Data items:

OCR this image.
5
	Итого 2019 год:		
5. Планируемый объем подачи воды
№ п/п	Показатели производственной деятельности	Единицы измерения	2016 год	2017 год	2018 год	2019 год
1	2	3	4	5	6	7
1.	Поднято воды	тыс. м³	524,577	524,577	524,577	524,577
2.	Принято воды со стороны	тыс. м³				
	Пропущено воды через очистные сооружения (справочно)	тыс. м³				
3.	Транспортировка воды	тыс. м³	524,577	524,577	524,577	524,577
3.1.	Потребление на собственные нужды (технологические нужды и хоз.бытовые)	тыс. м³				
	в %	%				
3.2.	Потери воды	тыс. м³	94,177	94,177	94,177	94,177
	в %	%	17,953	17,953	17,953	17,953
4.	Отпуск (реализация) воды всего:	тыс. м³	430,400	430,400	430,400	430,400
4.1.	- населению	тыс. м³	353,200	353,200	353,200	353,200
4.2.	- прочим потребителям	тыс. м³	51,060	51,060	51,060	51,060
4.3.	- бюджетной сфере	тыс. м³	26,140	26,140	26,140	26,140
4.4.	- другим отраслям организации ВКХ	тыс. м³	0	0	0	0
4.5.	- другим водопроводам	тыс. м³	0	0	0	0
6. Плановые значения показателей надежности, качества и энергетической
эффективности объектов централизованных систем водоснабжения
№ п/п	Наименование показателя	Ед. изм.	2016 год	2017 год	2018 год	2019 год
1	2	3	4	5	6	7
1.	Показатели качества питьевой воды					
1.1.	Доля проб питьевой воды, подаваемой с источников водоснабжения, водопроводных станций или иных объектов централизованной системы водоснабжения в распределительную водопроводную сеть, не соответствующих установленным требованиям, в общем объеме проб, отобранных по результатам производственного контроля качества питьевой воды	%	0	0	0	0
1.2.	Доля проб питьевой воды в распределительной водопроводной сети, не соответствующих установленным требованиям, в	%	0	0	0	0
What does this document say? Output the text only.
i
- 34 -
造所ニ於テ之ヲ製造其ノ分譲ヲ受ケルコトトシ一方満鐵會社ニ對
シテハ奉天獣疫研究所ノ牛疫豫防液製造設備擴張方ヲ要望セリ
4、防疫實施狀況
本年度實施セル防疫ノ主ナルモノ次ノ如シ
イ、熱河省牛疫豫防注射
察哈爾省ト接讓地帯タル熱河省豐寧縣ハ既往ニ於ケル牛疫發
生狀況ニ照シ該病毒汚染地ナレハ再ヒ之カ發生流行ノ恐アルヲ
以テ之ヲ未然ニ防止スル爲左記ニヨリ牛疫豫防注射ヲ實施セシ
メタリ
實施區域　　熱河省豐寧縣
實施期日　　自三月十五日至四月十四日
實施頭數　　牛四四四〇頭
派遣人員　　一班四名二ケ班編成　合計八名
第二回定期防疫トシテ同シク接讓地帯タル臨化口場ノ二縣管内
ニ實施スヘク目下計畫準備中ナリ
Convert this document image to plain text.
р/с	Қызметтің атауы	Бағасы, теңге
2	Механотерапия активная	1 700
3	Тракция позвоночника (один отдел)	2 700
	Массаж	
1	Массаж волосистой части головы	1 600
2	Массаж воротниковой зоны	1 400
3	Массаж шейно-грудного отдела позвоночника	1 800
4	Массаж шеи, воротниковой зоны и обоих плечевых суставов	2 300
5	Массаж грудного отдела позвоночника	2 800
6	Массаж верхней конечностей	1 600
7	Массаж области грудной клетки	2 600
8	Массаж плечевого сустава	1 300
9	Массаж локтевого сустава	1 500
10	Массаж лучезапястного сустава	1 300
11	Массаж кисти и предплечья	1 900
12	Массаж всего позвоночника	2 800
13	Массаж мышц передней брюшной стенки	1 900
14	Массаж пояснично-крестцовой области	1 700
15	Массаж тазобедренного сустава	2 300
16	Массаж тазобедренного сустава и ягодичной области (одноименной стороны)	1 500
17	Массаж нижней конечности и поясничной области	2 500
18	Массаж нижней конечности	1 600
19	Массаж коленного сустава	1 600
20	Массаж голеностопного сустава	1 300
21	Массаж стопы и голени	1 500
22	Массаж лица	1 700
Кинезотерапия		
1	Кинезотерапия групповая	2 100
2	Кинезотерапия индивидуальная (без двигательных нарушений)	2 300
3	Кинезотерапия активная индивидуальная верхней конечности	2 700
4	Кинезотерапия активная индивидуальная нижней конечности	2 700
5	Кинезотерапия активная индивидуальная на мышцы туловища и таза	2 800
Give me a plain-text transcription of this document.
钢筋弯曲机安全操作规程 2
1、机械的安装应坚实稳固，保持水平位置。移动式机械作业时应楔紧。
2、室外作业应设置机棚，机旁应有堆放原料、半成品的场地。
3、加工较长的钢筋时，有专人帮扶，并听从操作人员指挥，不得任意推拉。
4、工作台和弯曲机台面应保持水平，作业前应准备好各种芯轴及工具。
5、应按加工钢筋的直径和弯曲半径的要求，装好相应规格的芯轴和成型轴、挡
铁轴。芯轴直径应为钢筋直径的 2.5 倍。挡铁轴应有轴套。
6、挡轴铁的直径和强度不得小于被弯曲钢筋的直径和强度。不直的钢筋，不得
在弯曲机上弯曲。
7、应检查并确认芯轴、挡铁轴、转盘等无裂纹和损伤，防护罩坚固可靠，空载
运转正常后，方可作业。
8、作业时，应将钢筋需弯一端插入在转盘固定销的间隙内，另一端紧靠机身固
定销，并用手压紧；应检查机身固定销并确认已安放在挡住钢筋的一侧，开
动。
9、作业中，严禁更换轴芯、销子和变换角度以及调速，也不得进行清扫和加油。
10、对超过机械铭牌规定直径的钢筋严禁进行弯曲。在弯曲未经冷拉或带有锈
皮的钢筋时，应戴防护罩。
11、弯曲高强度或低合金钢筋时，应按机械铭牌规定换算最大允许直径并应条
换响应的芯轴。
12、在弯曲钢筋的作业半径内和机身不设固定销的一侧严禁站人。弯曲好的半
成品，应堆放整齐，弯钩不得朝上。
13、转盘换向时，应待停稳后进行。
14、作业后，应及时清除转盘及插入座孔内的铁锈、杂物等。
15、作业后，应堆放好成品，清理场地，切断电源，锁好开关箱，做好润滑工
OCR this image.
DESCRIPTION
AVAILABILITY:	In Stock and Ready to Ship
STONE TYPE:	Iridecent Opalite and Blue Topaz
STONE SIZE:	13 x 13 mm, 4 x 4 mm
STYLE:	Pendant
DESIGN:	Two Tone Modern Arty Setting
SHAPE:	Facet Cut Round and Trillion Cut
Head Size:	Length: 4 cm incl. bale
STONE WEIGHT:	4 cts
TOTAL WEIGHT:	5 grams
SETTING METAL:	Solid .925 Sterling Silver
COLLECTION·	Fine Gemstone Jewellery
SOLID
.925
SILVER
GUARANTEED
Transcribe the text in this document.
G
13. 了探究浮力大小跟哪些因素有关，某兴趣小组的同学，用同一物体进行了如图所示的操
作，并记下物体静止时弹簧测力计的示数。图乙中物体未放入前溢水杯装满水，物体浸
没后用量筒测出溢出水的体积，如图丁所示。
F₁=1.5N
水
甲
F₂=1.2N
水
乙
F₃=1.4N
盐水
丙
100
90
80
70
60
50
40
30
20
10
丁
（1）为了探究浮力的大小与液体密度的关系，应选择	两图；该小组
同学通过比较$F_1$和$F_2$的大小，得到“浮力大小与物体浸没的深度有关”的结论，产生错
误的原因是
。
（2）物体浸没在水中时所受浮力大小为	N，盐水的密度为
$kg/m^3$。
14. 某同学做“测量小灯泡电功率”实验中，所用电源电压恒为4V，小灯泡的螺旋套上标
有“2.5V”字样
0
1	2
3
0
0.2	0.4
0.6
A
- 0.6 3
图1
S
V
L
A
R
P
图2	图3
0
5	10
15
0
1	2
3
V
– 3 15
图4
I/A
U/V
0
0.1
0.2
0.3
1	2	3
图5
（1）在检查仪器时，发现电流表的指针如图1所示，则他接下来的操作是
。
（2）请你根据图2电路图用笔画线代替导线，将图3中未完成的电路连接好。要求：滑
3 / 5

■ **Your goal**: Your task is to write out the lines from the one with "Transcribe the text in this document." through the end of the records, exactly and with nothing added.

■ **Full solution**:
Transcribe the text in this document.
G
13. 了探究浮力大小跟哪些因素有关，某兴趣小组的同学，用同一物体进行了如图所示的操
作，并记下物体静止时弹簧测力计的示数。图乙中物体未放入前溢水杯装满水，物体浸
没后用量筒测出溢出水的体积，如图丁所示。
F₁=1.5N
水
甲
F₂=1.2N
水
乙
F₃=1.4N
盐水
丙
100
90
80
70
60
50
40
30
20
10
丁
（1）为了探究浮力的大小与液体密度的关系，应选择	两图；该小组
同学通过比较$F_1$和$F_2$的大小，得到“浮力大小与物体浸没的深度有关”的结论，产生错
误的原因是
。
（2）物体浸没在水中时所受浮力大小为	N，盐水的密度为
$kg/m^3$。
14. 某同学做“测量小灯泡电功率”实验中，所用电源电压恒为4V，小灯泡的螺旋套上标
有“2.5V”字样
0
1	2
3
0
0.2	0.4
0.6
A
- 0.6 3
图1
S
V
L
A
R
P
图2	图3
0
5	10
15
0
1	2
3
V
– 3 15
图4
I/A
U/V
0
0.1
0.2
0.3
1	2	3
图5
（1）在检查仪器时，发现电流表的指针如图1所示，则他接下来的操作是
。
（2）请你根据图2电路图用笔画线代替导线，将图3中未完成的电路连接好。要求：滑
3 / 5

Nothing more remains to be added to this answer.